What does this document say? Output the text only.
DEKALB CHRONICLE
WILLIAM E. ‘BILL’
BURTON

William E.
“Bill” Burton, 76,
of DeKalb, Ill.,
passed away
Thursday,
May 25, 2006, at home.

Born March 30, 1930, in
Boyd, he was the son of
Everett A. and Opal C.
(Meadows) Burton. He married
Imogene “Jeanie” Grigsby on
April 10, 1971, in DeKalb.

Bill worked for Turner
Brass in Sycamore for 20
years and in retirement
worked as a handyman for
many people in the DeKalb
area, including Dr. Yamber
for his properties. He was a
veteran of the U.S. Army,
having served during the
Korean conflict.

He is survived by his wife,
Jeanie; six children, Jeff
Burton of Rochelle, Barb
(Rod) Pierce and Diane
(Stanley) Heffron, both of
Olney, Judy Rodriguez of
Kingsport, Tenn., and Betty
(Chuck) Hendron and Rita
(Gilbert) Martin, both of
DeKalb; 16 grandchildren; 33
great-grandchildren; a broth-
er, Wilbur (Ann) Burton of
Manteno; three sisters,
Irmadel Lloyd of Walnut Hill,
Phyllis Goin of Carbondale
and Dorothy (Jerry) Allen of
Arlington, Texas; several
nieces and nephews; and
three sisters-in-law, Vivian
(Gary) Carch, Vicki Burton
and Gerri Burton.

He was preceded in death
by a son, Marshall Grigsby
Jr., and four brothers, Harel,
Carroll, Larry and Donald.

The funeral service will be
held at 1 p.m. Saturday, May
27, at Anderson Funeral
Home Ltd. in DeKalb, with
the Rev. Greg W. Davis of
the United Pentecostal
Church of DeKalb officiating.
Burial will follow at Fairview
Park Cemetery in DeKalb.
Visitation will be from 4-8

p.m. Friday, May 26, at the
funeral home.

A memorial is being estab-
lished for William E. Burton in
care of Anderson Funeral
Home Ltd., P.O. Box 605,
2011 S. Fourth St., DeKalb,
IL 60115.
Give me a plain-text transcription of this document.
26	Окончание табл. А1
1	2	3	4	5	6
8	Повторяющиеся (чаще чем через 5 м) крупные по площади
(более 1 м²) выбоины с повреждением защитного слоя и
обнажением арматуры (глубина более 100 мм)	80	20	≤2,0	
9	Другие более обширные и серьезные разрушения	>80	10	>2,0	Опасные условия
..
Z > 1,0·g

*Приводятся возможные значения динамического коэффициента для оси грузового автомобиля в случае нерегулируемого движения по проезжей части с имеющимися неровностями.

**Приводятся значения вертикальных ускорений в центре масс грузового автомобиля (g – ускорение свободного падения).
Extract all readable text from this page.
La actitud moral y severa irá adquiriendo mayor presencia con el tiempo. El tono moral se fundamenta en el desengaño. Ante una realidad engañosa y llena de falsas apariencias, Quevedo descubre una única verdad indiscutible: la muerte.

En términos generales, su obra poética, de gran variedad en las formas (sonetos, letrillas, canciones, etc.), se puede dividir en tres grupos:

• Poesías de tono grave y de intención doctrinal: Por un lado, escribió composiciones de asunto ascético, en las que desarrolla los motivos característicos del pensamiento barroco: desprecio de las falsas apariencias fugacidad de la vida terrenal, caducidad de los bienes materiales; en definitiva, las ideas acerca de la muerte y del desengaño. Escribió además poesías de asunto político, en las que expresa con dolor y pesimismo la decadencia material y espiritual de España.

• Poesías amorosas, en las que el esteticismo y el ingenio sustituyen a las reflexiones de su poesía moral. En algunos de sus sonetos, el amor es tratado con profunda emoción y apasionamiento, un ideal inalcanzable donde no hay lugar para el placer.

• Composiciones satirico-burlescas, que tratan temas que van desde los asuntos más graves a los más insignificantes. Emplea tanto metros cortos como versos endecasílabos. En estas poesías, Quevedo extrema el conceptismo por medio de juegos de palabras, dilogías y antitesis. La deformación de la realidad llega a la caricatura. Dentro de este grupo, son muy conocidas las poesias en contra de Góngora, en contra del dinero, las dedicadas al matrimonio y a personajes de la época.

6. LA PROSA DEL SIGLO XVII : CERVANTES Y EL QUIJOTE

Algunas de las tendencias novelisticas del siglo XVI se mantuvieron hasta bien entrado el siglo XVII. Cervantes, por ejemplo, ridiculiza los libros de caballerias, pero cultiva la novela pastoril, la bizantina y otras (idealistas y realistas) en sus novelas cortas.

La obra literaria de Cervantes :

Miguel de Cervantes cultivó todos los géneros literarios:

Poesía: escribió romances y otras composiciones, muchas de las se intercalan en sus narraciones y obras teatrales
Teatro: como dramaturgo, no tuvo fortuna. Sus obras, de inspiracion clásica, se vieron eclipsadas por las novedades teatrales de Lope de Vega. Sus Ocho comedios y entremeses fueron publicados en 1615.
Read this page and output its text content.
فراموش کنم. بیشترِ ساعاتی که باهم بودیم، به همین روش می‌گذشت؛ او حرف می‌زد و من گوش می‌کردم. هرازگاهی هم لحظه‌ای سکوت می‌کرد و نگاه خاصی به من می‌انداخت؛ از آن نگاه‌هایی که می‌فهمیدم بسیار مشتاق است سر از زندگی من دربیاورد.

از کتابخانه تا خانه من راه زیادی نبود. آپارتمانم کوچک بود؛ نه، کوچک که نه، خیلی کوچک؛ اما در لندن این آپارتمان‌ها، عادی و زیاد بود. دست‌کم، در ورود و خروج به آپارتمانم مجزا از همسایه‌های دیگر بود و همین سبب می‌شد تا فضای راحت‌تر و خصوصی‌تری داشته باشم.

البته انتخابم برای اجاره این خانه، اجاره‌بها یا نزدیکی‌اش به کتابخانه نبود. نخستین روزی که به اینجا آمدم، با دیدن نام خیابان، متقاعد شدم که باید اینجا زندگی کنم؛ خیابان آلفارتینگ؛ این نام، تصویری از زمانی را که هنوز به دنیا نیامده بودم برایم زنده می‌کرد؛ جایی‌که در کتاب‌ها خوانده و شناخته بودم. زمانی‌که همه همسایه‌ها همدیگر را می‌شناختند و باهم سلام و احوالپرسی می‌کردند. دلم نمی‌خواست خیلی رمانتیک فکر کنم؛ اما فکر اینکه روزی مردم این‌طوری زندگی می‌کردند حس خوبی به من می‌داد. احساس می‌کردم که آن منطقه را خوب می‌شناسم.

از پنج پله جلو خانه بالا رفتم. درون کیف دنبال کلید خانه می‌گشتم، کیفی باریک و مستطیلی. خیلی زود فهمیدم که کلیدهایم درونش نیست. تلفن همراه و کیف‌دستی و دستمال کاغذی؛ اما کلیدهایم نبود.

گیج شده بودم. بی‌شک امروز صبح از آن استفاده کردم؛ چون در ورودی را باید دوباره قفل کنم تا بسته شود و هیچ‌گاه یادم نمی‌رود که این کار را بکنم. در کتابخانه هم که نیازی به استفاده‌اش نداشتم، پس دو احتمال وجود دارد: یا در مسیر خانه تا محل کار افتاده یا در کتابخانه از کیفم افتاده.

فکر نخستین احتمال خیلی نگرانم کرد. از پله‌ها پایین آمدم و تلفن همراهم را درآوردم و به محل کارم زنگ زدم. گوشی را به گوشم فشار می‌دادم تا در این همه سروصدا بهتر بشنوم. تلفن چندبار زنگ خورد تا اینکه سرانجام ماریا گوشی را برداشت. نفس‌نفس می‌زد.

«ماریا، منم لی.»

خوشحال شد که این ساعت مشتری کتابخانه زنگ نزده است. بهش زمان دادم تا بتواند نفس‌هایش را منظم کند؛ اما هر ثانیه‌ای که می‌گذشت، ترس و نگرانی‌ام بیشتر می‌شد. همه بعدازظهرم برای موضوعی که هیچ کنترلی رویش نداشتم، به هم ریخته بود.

#####

TASK DETAILS: The whole listing above needs to be written out again exactly.

TASK ANSWER:
What does this document say? Output the text only.
DEKALB CHRONICLE
WILLIAM E. ‘BILL’
BURTON

William E.
“Bill” Burton, 76,
of DeKalb, Ill.,
passed away
Thursday,
May 25, 2006, at home.

Born March 30, 1930, in
Boyd, he was the son of
Everett A. and Opal C.
(Meadows) Burton. He married
Imogene “Jeanie” Grigsby on
April 10, 1971, in DeKalb.

Bill worked for Turner
Brass in Sycamore for 20
years and in retirement
worked as a handyman for
many people in the DeKalb
area, including Dr. Yamber
for his properties. He was a
veteran of the U.S. Army,
having served during the
Korean conflict.

He is survived by his wife,
Jeanie; six children, Jeff
Burton of Rochelle, Barb
(Rod) Pierce and Diane
(Stanley) Heffron, both of
Olney, Judy Rodriguez of
Kingsport, Tenn., and Betty
(Chuck) Hendron and Rita
(Gilbert) Martin, both of
DeKalb; 16 grandchildren; 33
great-grandchildren; a broth-
er, Wilbur (Ann) Burton of
Manteno; three sisters,
Irmadel Lloyd of Walnut Hill,
Phyllis Goin of Carbondale
and Dorothy (Jerry) Allen of
Arlington, Texas; several
nieces and nephews; and
three sisters-in-law, Vivian
(Gary) Carch, Vicki Burton
and Gerri Burton.

He was preceded in death
by a son, Marshall Grigsby
Jr., and four brothers, Harel,
Carroll, Larry and Donald.

The funeral service will be
held at 1 p.m. Saturday, May
27, at Anderson Funeral
Home Ltd. in DeKalb, with
the Rev. Greg W. Davis of
the United Pentecostal
Church of DeKalb officiating.
Burial will follow at Fairview
Park Cemetery in DeKalb.
Visitation will be from 4-8

p.m. Friday, May 26, at the
funeral home.

A memorial is being estab-
lished for William E. Burton in
care of Anderson Funeral
Home Ltd., P.O. Box 605,
2011 S. Fourth St., DeKalb,
IL 60115.
Give me a plain-text transcription of this document.
26	Окончание табл. А1
1	2	3	4	5	6
8	Повторяющиеся (чаще чем через 5 м) крупные по площади
(более 1 м²) выбоины с повреждением защитного слоя и
обнажением арматуры (глубина более 100 мм)	80	20	≤2,0	
9	Другие более обширные и серьезные разрушения	>80	10	>2,0	Опасные условия
..
Z > 1,0·g

*Приводятся возможные значения динамического коэффициента для оси грузового автомобиля в случае нерегулируемого движения по проезжей части с имеющимися неровностями.

**Приводятся значения вертикальных ускорений в центре масс грузового автомобиля (g – ускорение свободного падения).
Extract all readable text from this page.
La actitud moral y severa irá adquiriendo mayor presencia con el tiempo. El tono moral se fundamenta en el desengaño. Ante una realidad engañosa y llena de falsas apariencias, Quevedo descubre una única verdad indiscutible: la muerte.

En términos generales, su obra poética, de gran variedad en las formas (sonetos, letrillas, canciones, etc.), se puede dividir en tres grupos:

• Poesías de tono grave y de intención doctrinal: Por un lado, escribió composiciones de asunto ascético, en las que desarrolla los motivos característicos del pensamiento barroco: desprecio de las falsas apariencias fugacidad de la vida terrenal, caducidad de los bienes materiales; en definitiva, las ideas acerca de la muerte y del desengaño. Escribió además poesías de asunto político, en las que expresa con dolor y pesimismo la decadencia material y espiritual de España.

• Poesías amorosas, en las que el esteticismo y el ingenio sustituyen a las reflexiones de su poesía moral. En algunos de sus sonetos, el amor es tratado con profunda emoción y apasionamiento, un ideal inalcanzable donde no hay lugar para el placer.

• Composiciones satirico-burlescas, que tratan temas que van desde los asuntos más graves a los más insignificantes. Emplea tanto metros cortos como versos endecasílabos. En estas poesías, Quevedo extrema el conceptismo por medio de juegos de palabras, dilogías y antitesis. La deformación de la realidad llega a la caricatura. Dentro de este grupo, son muy conocidas las poesias en contra de Góngora, en contra del dinero, las dedicadas al matrimonio y a personajes de la época.

6. LA PROSA DEL SIGLO XVII : CERVANTES Y EL QUIJOTE

Algunas de las tendencias novelisticas del siglo XVI se mantuvieron hasta bien entrado el siglo XVII. Cervantes, por ejemplo, ridiculiza los libros de caballerias, pero cultiva la novela pastoril, la bizantina y otras (idealistas y realistas) en sus novelas cortas.

La obra literaria de Cervantes :

Miguel de Cervantes cultivó todos los géneros literarios:

Poesía: escribió romances y otras composiciones, muchas de las se intercalan en sus narraciones y obras teatrales
Teatro: como dramaturgo, no tuvo fortuna. Sus obras, de inspiracion clásica, se vieron eclipsadas por las novedades teatrales de Lope de Vega. Sus Ocho comedios y entremeses fueron publicados en 1615.
Read this page and output its text content.
فراموش کنم. بیشترِ ساعاتی که باهم بودیم، به همین روش می‌گذشت؛ او حرف می‌زد و من گوش می‌کردم. هرازگاهی هم لحظه‌ای سکوت می‌کرد و نگاه خاصی به من می‌انداخت؛ از آن نگاه‌هایی که می‌فهمیدم بسیار مشتاق است سر از زندگی من دربیاورد.

از کتابخانه تا خانه من راه زیادی نبود. آپارتمانم کوچک بود؛ نه، کوچک که نه، خیلی کوچک؛ اما در لندن این آپارتمان‌ها، عادی و زیاد بود. دست‌کم، در ورود و خروج به آپارتمانم مجزا از همسایه‌های دیگر بود و همین سبب می‌شد تا فضای راحت‌تر و خصوصی‌تری داشته باشم.

البته انتخابم برای اجاره این خانه، اجاره‌بها یا نزدیکی‌اش به کتابخانه نبود. نخستین روزی که به اینجا آمدم، با دیدن نام خیابان، متقاعد شدم که باید اینجا زندگی کنم؛ خیابان آلفارتینگ؛ این نام، تصویری از زمانی را که هنوز به دنیا نیامده بودم برایم زنده می‌کرد؛ جایی‌که در کتاب‌ها خوانده و شناخته بودم. زمانی‌که همه همسایه‌ها همدیگر را می‌شناختند و باهم سلام و احوالپرسی می‌کردند. دلم نمی‌خواست خیلی رمانتیک فکر کنم؛ اما فکر اینکه روزی مردم این‌طوری زندگی می‌کردند حس خوبی به من می‌داد. احساس می‌کردم که آن منطقه را خوب می‌شناسم.

از پنج پله جلو خانه بالا رفتم. درون کیف دنبال کلید خانه می‌گشتم، کیفی باریک و مستطیلی. خیلی زود فهمیدم که کلیدهایم درونش نیست. تلفن همراه و کیف‌دستی و دستمال کاغذی؛ اما کلیدهایم نبود.

گیج شده بودم. بی‌شک امروز صبح از آن استفاده کردم؛ چون در ورودی را باید دوباره قفل کنم تا بسته شود و هیچ‌گاه یادم نمی‌رود که این کار را بکنم. در کتابخانه هم که نیازی به استفاده‌اش نداشتم، پس دو احتمال وجود دارد: یا در مسیر خانه تا محل کار افتاده یا در کتابخانه از کیفم افتاده.

فکر نخستین احتمال خیلی نگرانم کرد. از پله‌ها پایین آمدم و تلفن همراهم را درآوردم و به محل کارم زنگ زدم. گوشی را به گوشم فشار می‌دادم تا در این همه سروصدا بهتر بشنوم. تلفن چندبار زنگ خورد تا اینکه سرانجام ماریا گوشی را برداشت. نفس‌نفس می‌زد.

«ماریا، منم لی.»

خوشحال شد که این ساعت مشتری کتابخانه زنگ نزده است. بهش زمان دادم تا بتواند نفس‌هایش را منظم کند؛ اما هر ثانیه‌ای که می‌گذشت، ترس و نگرانی‌ام بیشتر می‌شد. همه بعدازظهرم برای موضوعی که هیچ کنترلی رویش نداشتم، به هم ریخته بود.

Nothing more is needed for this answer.